* **Passage for review**:
The environmental venom

    4836640-Smiley-ball-sending-message-about-pollution-Stock-Vector-pollution-environmental-air

    Samiul Bashar Samin

    Look around, and you’re likely to find a burgeoning industry of alternative health professionals, laboratories and containment companies, all formed around the disturbing belief that we humans have become contaminated with metals, plastics, chemicals, hormones and all the detritus and waste of modern life, unfettered and unrestrained.This industrial poison, a product of the past 50 years, is said to be the cause of an upsurge in autism and chronic disease.
    We, the environment and its inhabitants, can become contaminated from a wide range of toxins. Most often, we recognize products of industrialization as environmental contaminants, but naturally occurring toxins abound, from ultraviolet light coming from space to compounds created naturally, by plants, for self-defense.The presence of such natural toxins, moreover, should not be frightening. As living organisms, we’ve evolved strategies, such as the liver, to mitigate many of these natural invaders, strategies that can be used in the defense against human-made toxins, too.
    Because of the vast diversity and complexity of chemicals and toxicity, regulations and much of the research has historically been reactionary, waiting to see which chemicals accumulate in biological systems or otherwise exert toxicity. This type of approach obscures our ability to answer the question of this opinion, simply because there are too many unknowns.

* **Extracted data entries**:
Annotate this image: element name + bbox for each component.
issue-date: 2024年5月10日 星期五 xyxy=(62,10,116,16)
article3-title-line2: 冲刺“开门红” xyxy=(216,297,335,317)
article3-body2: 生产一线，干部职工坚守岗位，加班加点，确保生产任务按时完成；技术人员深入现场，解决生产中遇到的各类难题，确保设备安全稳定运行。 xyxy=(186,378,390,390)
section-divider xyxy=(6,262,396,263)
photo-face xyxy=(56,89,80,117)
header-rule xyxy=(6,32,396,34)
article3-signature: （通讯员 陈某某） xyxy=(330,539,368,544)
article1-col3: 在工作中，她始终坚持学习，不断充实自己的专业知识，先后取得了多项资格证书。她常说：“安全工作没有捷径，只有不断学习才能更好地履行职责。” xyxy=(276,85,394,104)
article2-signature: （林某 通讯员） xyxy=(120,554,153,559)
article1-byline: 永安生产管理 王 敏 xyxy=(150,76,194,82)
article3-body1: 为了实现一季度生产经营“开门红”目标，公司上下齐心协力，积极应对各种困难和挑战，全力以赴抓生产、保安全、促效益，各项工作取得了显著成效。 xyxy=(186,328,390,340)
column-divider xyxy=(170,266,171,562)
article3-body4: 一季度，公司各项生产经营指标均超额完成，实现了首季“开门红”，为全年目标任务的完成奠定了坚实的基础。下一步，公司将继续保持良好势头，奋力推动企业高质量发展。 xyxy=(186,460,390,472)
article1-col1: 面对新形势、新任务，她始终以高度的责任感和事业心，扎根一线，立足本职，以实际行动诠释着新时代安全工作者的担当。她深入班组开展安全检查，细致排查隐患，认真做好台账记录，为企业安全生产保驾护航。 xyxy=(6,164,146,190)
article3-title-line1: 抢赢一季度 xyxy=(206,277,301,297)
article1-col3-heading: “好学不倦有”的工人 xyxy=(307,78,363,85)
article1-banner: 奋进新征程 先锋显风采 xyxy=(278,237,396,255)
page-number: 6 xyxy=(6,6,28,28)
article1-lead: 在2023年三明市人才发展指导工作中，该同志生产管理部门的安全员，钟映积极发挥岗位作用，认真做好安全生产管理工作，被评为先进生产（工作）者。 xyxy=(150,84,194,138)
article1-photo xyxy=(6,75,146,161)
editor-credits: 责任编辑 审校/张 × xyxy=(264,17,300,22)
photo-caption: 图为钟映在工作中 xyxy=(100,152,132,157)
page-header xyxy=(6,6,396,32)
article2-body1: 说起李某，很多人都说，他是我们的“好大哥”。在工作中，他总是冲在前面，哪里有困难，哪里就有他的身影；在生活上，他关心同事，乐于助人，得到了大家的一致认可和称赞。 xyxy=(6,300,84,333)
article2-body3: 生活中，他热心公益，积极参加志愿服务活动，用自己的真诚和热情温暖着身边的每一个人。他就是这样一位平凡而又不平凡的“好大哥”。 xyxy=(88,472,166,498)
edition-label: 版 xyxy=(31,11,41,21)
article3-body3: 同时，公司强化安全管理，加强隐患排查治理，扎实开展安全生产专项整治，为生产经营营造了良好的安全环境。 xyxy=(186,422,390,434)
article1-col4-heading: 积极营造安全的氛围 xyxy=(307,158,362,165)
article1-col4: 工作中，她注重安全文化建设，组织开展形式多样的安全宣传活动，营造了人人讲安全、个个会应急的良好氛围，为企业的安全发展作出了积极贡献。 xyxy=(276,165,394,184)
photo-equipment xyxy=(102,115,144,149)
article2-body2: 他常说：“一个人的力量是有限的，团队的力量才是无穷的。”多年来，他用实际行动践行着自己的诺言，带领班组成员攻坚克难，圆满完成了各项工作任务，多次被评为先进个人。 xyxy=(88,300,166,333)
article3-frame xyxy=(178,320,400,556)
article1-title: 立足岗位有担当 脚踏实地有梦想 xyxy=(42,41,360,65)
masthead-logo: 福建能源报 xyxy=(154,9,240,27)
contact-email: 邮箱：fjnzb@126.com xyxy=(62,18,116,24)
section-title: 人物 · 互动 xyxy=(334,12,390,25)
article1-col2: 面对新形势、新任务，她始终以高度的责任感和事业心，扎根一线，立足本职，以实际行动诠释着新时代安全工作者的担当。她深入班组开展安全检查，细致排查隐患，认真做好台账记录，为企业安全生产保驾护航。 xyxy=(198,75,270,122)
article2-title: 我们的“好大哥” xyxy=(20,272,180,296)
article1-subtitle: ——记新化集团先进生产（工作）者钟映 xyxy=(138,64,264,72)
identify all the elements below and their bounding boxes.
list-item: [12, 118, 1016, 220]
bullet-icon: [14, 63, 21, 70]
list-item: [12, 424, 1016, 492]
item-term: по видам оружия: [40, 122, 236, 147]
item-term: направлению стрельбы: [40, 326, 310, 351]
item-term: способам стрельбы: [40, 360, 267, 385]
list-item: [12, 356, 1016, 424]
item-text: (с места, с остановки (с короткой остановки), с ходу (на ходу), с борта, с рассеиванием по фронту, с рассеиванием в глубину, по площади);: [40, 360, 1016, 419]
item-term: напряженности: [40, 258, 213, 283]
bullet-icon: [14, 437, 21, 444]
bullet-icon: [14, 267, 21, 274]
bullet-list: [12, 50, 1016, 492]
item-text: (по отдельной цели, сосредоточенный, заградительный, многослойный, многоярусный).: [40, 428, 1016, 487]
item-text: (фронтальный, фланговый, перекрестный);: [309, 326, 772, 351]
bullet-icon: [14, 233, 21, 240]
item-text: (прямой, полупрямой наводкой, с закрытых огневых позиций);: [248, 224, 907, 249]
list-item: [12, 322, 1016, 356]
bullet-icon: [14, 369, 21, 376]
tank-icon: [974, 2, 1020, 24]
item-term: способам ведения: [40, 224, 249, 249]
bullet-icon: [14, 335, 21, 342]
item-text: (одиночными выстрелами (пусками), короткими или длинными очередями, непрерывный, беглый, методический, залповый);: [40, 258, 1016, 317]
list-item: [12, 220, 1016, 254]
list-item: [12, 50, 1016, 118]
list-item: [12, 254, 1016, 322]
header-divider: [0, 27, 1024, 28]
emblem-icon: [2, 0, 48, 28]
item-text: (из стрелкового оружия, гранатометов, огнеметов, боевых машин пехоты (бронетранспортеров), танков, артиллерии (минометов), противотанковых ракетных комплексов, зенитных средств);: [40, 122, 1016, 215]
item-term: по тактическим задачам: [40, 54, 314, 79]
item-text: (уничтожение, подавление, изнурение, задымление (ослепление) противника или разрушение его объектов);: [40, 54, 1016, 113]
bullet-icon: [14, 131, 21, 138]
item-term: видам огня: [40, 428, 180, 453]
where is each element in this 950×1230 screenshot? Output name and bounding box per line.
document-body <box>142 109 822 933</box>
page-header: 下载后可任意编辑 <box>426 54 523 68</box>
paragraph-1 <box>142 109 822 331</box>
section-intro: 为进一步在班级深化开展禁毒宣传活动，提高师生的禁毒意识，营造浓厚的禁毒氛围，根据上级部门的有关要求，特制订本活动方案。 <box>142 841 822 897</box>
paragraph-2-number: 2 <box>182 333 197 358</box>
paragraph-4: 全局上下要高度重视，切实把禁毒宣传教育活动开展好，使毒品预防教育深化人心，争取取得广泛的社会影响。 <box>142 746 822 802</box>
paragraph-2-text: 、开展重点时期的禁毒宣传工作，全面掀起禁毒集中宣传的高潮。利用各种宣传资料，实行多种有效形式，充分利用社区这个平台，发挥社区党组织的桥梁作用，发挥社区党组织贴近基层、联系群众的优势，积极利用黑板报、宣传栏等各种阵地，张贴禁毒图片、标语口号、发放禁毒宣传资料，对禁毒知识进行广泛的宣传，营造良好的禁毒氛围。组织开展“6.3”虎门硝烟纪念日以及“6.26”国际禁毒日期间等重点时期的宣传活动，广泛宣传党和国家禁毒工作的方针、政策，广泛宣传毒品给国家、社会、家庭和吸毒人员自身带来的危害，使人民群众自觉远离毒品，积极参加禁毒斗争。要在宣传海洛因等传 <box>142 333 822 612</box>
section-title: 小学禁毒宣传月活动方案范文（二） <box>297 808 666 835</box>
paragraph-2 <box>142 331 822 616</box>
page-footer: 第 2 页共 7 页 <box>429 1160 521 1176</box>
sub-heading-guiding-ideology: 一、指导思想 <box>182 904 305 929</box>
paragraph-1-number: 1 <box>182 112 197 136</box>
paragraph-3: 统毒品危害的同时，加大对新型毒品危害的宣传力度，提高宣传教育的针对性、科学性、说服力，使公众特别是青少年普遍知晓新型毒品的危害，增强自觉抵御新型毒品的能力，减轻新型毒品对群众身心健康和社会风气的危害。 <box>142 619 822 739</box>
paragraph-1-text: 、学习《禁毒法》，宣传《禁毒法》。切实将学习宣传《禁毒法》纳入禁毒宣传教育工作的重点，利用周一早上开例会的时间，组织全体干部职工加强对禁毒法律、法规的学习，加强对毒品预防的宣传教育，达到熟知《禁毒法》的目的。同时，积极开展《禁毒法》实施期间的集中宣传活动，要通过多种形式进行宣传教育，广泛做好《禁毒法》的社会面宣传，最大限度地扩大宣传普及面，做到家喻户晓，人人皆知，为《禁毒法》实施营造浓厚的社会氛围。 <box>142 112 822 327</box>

* **What to produce**: Copy the entire article on environmental contamination above, preserving every line as it appears.

* **Your response**:
The environmental venom

    4836640-Smiley-ball-sending-message-about-pollution-Stock-Vector-pollution-environmental-air

    Samiul Bashar Samin

    Look around, and you’re likely to find a burgeoning industry of alternative health professionals, laboratories and containment companies, all formed around the disturbing belief that we humans have become contaminated with metals, plastics, chemicals, hormones and all the detritus and waste of modern life, unfettered and unrestrained.This industrial poison, a product of the past 50 years, is said to be the cause of an upsurge in autism and chronic disease.
    We, the environment and its inhabitants, can become contaminated from a wide range of toxins. Most often, we recognize products of industrialization as environmental contaminants, but naturally occurring toxins abound, from ultraviolet light coming from space to compounds created naturally, by plants, for self-defense.The presence of such natural toxins, moreover, should not be frightening. As living organisms, we’ve evolved strategies, such as the liver, to mitigate many of these natural invaders, strategies that can be used in the defense against human-made toxins, too.
    Because of the vast diversity and complexity of chemicals and toxicity, regulations and much of the research has historically been reactionary, waiting to see which chemicals accumulate in biological systems or otherwise exert toxicity. This type of approach obscures our ability to answer the question of this opinion, simply because there are too many unknowns.